WORK TO COMPLETE |
Rewrite the paragraph in the boxing interview that begins "As an amateur Tibbs won" as a short bulleted list that keeps its main facts.

DOCUMENT PASSAGE |
---------------
By Paul Zanon

Jimmy Tibbs - Photo courtesy of Nicola Collins

“I was helping my dad’s mate out to put a fence up in Stratford. All of a sudden one of my best mates pulled up in his car and said, ‘Jim, Jump in. I’m taking you to White City. You’re sparring with the heavyweight champion of the world, Muhammad Ali.’ I said, ‘What? I ain’t got no gear?’ He replies, ‘Don’t worry about that. I’ve got it all in the boot.’

I said, ‘Lovely.’ I jumped in the motor and off we went.”

When the opportunity presents itself to interview a septuagenarian who has been around boxing almost his entire life, you don’t pass it up. Jimmy Tibbs has pretty much seen it all and kindly took us through a tiny segment of his boxing journey to date. “I started boxing at 11 years of age at West Ham Boxing Club and something just drew me back there time after time. After training there for about a month, the trainer Jackie Gubbins could see something in me and started to train me. That’s when I really started to learn a lot.”

Jack Gubbins

As an amateur Tibbs won the School-boys for Great Britain two times, became NABC champion twice, reached the junior ABA finals and became the North East Divisional champion as a senior. In approximately 80 amateur fights he only lost six, most of which he avenged. Tibbs explained. “I had more junior fights than senior fights because I had a good matchmaker. Lots of 50/50 fights. I only got beaten by fighters at international level, like Mark Rowe. I beat him and he beat me. I also got beat by a kid from Hornchurch and had a return and beat him. I can remember me, Pat Dywer, Mark Rowe around 16 years of age all in the junior ABA’s standing there in our vests at the Royal Albert Hall. I can remember that as if it was yesterday. We put on some great shows at that time.”

Tibbs fondly reminisced of one particular chapter of his amateur days. “I sparred with Johnny Pritchett and here’s how it happened. Reg Gutteridge phoned my house and I picked the phone up. I was living in Tarling Road in Canning Town at the time. ‘It’s Reg Gutteridge Jim.’ I knew he was The Evening News sportswriter and he was already very famous at that time. He then says, ‘We’d like you to spar with Johnny Pritchett. He’s getting ready to fight Wally Swift for the British middleweight title.’ I said, ‘I’m all for that Reg, but you need to speak to the old man.’ Reg says, ‘Alright Jim. Put him on.’ My dad picks up the phone and Reg explains. My dad said, ‘That’s alright mate. I’ll send him over there, but make sure they don’t take any liberties with him.’ Reg said, ‘Don’t worry. Johnny won’t take liberties with your son.’

“Bobby Neil had a squad of fighters that trained above at this pub in North London, including Johnny Pritchett. George Francis was there and I think it was him that got me prepped. We start the spar and I hit Johnny with a left hook under and over, so fast I dropped him. I thought to myself, ‘I’m going to struggle now. He’s going to come for me,’ but Johnny never did. He was a complete gentleman and never took liberties. In fact, he said, ‘Jim, that was good.’ He then asked, ‘When I go away for the training camp, will you come with me?’ I said, ‘I’d love to come but I’ll have to ask the old man.’ Thankfully my dad said yes.
---------------
RECORDS PROVIDED |
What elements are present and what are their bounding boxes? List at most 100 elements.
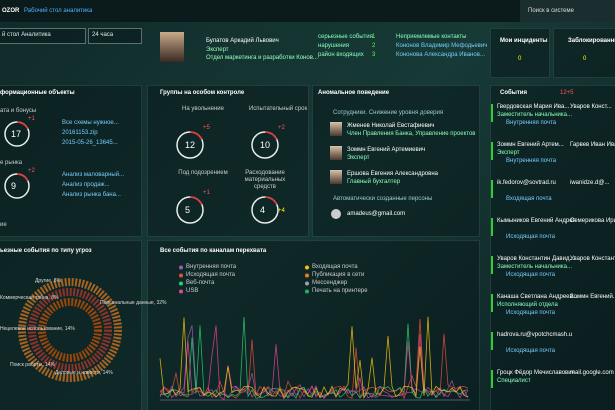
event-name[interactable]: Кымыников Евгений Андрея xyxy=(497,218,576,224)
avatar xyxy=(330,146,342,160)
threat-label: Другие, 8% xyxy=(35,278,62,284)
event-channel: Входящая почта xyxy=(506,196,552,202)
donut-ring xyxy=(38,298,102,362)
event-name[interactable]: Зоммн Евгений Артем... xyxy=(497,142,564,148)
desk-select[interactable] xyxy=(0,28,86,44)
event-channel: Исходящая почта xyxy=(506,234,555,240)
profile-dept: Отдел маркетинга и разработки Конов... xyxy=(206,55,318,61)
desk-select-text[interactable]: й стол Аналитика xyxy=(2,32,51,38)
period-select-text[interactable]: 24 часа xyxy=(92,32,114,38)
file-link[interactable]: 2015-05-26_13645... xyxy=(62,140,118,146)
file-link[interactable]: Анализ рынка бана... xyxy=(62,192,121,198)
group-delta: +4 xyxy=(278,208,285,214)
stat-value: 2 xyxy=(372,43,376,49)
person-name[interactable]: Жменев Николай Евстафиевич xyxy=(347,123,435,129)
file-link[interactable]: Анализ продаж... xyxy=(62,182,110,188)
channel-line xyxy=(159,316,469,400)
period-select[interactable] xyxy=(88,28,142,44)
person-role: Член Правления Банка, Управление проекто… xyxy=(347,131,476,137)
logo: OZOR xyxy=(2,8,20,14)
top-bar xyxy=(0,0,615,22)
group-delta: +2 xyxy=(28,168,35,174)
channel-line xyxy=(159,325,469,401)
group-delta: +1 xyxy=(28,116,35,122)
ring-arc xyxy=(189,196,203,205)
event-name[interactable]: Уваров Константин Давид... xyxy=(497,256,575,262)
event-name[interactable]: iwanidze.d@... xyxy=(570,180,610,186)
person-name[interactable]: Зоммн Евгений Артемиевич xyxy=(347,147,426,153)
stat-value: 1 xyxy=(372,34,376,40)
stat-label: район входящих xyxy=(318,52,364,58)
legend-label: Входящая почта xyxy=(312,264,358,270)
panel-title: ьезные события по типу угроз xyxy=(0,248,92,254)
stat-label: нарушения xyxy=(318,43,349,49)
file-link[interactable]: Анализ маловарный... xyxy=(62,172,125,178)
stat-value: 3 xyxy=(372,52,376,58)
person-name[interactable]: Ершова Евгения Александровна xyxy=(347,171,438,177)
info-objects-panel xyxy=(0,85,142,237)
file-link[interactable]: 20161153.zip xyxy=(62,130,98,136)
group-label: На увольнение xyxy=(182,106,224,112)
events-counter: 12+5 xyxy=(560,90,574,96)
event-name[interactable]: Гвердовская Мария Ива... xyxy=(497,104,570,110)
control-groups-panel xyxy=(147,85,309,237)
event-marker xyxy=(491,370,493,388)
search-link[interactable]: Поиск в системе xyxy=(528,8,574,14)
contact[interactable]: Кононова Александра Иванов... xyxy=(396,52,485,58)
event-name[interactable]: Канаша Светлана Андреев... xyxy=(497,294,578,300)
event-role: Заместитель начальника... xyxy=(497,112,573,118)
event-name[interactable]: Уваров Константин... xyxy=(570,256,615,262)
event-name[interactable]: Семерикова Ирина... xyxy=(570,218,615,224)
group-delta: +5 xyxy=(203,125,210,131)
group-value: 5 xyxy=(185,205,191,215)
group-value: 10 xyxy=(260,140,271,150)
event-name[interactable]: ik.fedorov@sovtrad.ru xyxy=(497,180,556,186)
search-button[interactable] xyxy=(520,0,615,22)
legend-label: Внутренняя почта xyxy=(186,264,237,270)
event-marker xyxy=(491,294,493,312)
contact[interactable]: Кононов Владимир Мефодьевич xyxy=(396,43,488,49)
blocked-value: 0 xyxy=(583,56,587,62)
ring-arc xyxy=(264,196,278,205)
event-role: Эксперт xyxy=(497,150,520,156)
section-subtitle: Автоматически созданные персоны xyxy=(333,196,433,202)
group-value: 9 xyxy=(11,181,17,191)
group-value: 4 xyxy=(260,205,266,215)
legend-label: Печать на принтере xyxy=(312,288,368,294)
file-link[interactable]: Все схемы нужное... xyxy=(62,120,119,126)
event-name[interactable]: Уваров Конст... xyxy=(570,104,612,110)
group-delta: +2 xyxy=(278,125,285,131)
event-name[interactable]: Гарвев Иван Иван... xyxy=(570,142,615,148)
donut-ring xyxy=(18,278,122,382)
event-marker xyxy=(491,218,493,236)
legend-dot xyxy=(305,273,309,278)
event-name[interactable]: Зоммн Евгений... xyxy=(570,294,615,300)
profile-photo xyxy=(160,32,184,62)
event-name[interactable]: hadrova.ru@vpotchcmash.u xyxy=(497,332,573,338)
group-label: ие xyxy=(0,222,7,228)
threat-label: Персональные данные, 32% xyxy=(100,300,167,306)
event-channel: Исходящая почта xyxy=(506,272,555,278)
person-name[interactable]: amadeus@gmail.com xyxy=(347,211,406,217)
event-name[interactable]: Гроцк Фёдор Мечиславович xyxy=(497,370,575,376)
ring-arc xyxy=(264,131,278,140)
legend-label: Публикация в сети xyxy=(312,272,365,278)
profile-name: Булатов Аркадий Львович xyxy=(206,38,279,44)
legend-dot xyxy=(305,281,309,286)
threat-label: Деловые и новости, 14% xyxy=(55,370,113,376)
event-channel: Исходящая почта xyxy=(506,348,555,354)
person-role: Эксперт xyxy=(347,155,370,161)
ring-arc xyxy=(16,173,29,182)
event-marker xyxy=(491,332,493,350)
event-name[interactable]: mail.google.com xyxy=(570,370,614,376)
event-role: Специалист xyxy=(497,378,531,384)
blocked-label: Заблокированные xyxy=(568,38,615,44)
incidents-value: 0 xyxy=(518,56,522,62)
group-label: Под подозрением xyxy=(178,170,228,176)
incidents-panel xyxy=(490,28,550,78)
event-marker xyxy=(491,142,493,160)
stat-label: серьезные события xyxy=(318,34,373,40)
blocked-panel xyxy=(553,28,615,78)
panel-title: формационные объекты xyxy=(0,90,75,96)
---------------
OUTPUT |
- Amateur honors: won the Schoolboys for Great Britain twice, became NABC champion twice, reached the junior ABA finals, and became North East Divisional champion as a senior.
- Record: about 80 amateur fights with only six losses, most of which he later avenged.
- He had more junior than senior fights because a good matchmaker gave him many 50/50 bouts.
- He lost only to international-level fighters such as Mark Rowe, whom he both beat and lost to. He also lost to a boxer from Hornchurch and beat him in a rematch.
- He clearly remembers standing in his vest at the Royal Albert Hall around age 16 with Pat Dywer and Mark Rowe at the junior ABAs, and says they put on great shows at that time.